> **Stated goal**: Will you give the material below again, every line exactly as it is?
───── Given entries ─────
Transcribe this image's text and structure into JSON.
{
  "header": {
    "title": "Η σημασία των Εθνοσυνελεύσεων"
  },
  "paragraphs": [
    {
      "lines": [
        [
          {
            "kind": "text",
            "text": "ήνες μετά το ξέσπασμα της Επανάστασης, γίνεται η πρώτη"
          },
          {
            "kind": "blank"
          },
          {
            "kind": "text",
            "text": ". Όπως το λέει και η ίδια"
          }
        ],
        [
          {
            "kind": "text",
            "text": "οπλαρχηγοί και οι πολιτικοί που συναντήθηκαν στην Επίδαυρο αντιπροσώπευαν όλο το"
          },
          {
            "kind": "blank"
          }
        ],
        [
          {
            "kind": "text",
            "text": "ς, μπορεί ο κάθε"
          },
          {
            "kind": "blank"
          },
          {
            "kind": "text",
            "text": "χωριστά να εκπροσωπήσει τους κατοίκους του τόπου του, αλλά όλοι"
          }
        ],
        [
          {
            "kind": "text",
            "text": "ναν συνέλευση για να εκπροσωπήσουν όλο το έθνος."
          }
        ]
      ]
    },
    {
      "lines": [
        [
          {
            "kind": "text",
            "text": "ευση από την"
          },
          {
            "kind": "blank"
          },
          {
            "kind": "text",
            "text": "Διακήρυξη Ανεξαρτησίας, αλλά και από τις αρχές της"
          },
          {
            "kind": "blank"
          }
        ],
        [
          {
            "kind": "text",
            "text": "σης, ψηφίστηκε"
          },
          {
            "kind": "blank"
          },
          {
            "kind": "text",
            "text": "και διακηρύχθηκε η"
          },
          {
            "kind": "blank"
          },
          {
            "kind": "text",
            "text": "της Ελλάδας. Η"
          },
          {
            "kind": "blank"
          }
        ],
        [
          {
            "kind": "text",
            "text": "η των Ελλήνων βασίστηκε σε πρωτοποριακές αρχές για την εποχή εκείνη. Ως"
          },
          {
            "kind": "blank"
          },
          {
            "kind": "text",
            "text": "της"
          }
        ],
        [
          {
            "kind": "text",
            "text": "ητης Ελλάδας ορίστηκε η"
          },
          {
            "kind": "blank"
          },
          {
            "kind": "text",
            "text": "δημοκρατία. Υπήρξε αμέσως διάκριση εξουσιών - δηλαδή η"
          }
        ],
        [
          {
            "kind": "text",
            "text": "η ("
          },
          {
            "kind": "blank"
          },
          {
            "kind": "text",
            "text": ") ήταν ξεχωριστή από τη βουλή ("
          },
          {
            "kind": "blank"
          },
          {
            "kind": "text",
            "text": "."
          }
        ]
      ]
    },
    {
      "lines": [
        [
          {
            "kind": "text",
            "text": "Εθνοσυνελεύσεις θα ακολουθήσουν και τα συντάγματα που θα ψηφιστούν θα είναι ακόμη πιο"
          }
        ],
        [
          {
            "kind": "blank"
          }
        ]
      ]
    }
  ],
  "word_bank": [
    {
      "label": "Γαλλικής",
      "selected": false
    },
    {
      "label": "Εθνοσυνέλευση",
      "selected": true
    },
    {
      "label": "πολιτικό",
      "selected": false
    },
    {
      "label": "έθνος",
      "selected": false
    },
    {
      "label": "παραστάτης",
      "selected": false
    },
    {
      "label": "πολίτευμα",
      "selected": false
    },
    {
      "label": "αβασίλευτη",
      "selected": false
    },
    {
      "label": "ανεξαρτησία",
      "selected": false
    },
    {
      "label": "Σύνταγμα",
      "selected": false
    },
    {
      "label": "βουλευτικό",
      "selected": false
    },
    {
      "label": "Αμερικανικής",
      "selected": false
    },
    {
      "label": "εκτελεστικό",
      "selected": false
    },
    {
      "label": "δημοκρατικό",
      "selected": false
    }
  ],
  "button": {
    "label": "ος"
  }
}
─────
> **Finished task**:
Transcribe this image's text and structure into JSON.
{
  "header": {
    "title": "Η σημασία των Εθνοσυνελεύσεων"
  },
  "paragraphs": [
    {
      "lines": [
        [
          {
            "kind": "text",
            "text": "ήνες μετά το ξέσπασμα της Επανάστασης, γίνεται η πρώτη"
          },
          {
            "kind": "blank"
          },
          {
            "kind": "text",
            "text": ". Όπως το λέει και η ίδια"
          }
        ],
        [
          {
            "kind": "text",
            "text": "οπλαρχηγοί και οι πολιτικοί που συναντήθηκαν στην Επίδαυρο αντιπροσώπευαν όλο το"
          },
          {
            "kind": "blank"
          }
        ],
        [
          {
            "kind": "text",
            "text": "ς, μπορεί ο κάθε"
          },
          {
            "kind": "blank"
          },
          {
            "kind": "text",
            "text": "χωριστά να εκπροσωπήσει τους κατοίκους του τόπου του, αλλά όλοι"
          }
        ],
        [
          {
            "kind": "text",
            "text": "ναν συνέλευση για να εκπροσωπήσουν όλο το έθνος."
          }
        ]
      ]
    },
    {
      "lines": [
        [
          {
            "kind": "text",
            "text": "ευση από την"
          },
          {
            "kind": "blank"
          },
          {
            "kind": "text",
            "text": "Διακήρυξη Ανεξαρτησίας, αλλά και από τις αρχές της"
          },
          {
            "kind": "blank"
          }
        ],
        [
          {
            "kind": "text",
            "text": "σης, ψηφίστηκε"
          },
          {
            "kind": "blank"
          },
          {
            "kind": "text",
            "text": "και διακηρύχθηκε η"
          },
          {
            "kind": "blank"
          },
          {
            "kind": "text",
            "text": "της Ελλάδας. Η"
          },
          {
            "kind": "blank"
          }
        ],
        [
          {
            "kind": "text",
            "text": "η των Ελλήνων βασίστηκε σε πρωτοποριακές αρχές για την εποχή εκείνη. Ως"
          },
          {
            "kind": "blank"
          },
          {
            "kind": "text",
            "text": "της"
          }
        ],
        [
          {
            "kind": "text",
            "text": "ητης Ελλάδας ορίστηκε η"
          },
          {
            "kind": "blank"
          },
          {
            "kind": "text",
            "text": "δημοκρατία. Υπήρξε αμέσως διάκριση εξουσιών - δηλαδή η"
          }
        ],
        [
          {
            "kind": "text",
            "text": "η ("
          },
          {
            "kind": "blank"
          },
          {
            "kind": "text",
            "text": ") ήταν ξεχωριστή από τη βουλή ("
          },
          {
            "kind": "blank"
          },
          {
            "kind": "text",
            "text": "."
          }
        ]
      ]
    },
    {
      "lines": [
        [
          {
            "kind": "text",
            "text": "Εθνοσυνελεύσεις θα ακολουθήσουν και τα συντάγματα που θα ψηφιστούν θα είναι ακόμη πιο"
          }
        ],
        [
          {
            "kind": "blank"
          }
        ]
      ]
    }
  ],
  "word_bank": [
    {
      "label": "Γαλλικής",
      "selected": false
    },
    {
      "label": "Εθνοσυνέλευση",
      "selected": true
    },
    {
      "label": "πολιτικό",
      "selected": false
    },
    {
      "label": "έθνος",
      "selected": false
    },
    {
      "label": "παραστάτης",
      "selected": false
    },
    {
      "label": "πολίτευμα",
      "selected": false
    },
    {
      "label": "αβασίλευτη",
      "selected": false
    },
    {
      "label": "ανεξαρτησία",
      "selected": false
    },
    {
      "label": "Σύνταγμα",
      "selected": false
    },
    {
      "label": "βουλευτικό",
      "selected": false
    },
    {
      "label": "Αμερικανικής",
      "selected": false
    },
    {
      "label": "εκτελεστικό",
      "selected": false
    },
    {
      "label": "δημοκρατικό",
      "selected": false
    }
  ],
  "button": {
    "label": "ος"
  }
}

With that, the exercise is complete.